- Work to be completed -
Copy out each line of the data holding "icon".

- Exercise inputs -
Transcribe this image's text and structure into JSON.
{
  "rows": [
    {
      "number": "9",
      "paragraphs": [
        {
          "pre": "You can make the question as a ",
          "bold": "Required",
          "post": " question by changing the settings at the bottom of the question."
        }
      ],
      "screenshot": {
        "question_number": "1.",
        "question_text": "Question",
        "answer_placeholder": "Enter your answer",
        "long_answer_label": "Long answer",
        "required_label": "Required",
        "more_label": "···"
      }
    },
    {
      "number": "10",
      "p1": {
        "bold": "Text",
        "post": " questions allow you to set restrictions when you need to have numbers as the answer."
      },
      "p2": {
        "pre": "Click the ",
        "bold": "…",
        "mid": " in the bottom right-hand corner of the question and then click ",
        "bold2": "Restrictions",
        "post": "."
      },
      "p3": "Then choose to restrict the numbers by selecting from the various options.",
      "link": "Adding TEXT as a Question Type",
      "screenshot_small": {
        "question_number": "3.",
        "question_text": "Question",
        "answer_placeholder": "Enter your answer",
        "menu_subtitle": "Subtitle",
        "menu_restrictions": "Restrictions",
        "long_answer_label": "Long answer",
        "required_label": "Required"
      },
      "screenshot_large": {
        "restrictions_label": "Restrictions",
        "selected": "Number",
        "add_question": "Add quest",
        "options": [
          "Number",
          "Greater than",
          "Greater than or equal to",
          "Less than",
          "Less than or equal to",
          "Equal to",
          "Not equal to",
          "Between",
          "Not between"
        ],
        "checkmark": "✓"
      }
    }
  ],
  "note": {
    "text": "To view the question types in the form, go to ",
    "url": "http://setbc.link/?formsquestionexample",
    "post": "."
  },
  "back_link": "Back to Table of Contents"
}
==
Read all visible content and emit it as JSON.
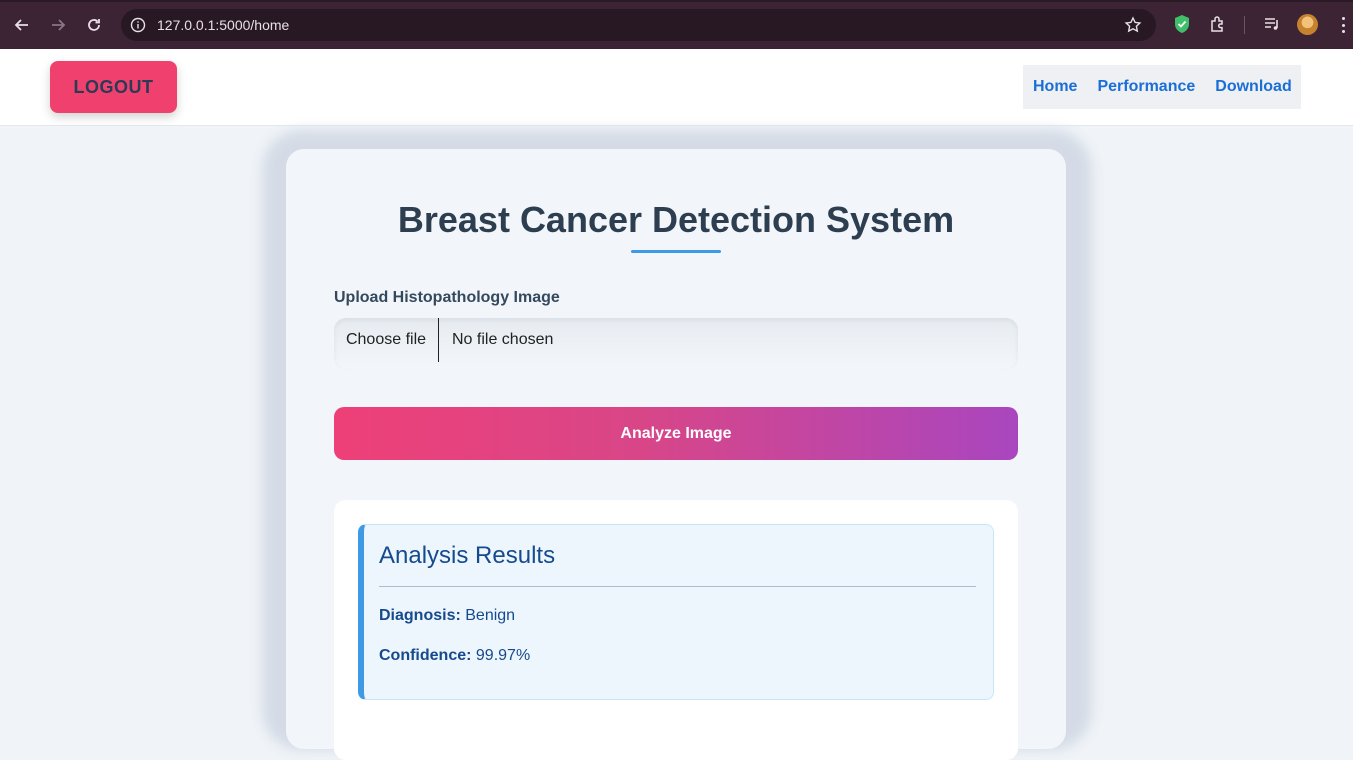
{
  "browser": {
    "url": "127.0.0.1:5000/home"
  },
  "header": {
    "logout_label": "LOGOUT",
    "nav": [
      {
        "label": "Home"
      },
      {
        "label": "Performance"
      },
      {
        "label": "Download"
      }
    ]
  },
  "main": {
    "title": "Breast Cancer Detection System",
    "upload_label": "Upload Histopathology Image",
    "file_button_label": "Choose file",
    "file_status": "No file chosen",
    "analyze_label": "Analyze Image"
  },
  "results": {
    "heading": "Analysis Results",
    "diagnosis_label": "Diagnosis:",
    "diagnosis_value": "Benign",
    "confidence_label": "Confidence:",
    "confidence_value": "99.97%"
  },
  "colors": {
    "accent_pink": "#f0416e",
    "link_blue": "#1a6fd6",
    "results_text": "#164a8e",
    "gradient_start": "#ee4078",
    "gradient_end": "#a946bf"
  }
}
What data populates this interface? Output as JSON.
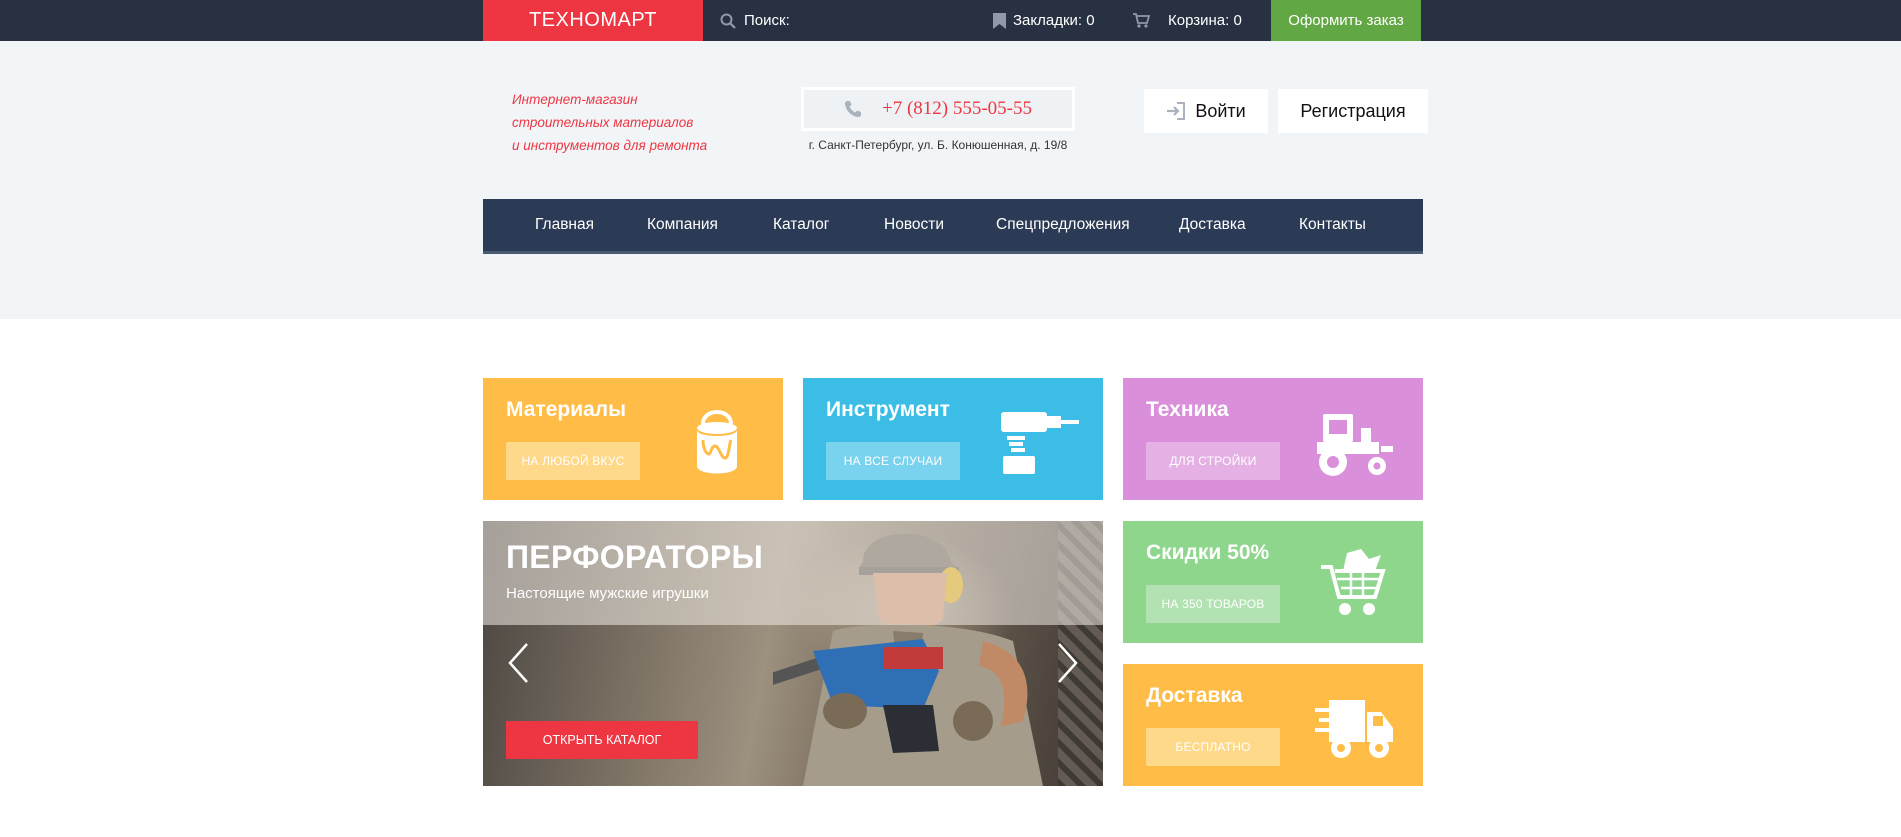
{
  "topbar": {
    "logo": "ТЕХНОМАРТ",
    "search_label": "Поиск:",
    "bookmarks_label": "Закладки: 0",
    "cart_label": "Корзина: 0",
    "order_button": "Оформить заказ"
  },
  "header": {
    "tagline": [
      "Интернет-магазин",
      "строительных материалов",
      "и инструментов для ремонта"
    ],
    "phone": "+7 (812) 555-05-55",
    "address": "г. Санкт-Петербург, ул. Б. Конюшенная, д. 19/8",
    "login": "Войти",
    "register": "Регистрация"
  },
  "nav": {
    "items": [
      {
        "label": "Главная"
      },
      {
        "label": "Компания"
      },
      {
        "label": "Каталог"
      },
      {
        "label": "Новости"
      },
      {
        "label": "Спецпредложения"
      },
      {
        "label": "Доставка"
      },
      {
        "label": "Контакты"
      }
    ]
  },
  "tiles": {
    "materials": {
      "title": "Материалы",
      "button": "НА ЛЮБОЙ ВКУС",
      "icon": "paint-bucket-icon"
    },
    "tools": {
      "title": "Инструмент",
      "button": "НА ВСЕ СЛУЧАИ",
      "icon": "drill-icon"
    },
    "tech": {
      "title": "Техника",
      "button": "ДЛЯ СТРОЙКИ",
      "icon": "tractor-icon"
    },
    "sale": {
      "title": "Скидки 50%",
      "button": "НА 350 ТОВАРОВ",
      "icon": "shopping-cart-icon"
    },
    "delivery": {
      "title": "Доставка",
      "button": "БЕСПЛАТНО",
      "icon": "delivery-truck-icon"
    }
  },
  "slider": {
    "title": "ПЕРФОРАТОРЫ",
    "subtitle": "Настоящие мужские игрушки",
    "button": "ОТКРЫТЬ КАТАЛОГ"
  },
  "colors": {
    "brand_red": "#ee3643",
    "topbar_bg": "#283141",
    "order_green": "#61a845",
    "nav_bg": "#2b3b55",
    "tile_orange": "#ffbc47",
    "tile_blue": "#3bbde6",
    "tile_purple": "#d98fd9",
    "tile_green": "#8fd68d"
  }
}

- Reply to the task -
      "icon": "paint-bucket-icon"
      "icon": "drill-icon"
      "icon": "tractor-icon"
      "icon": "shopping-cart-icon"
      "icon": "delivery-truck-icon"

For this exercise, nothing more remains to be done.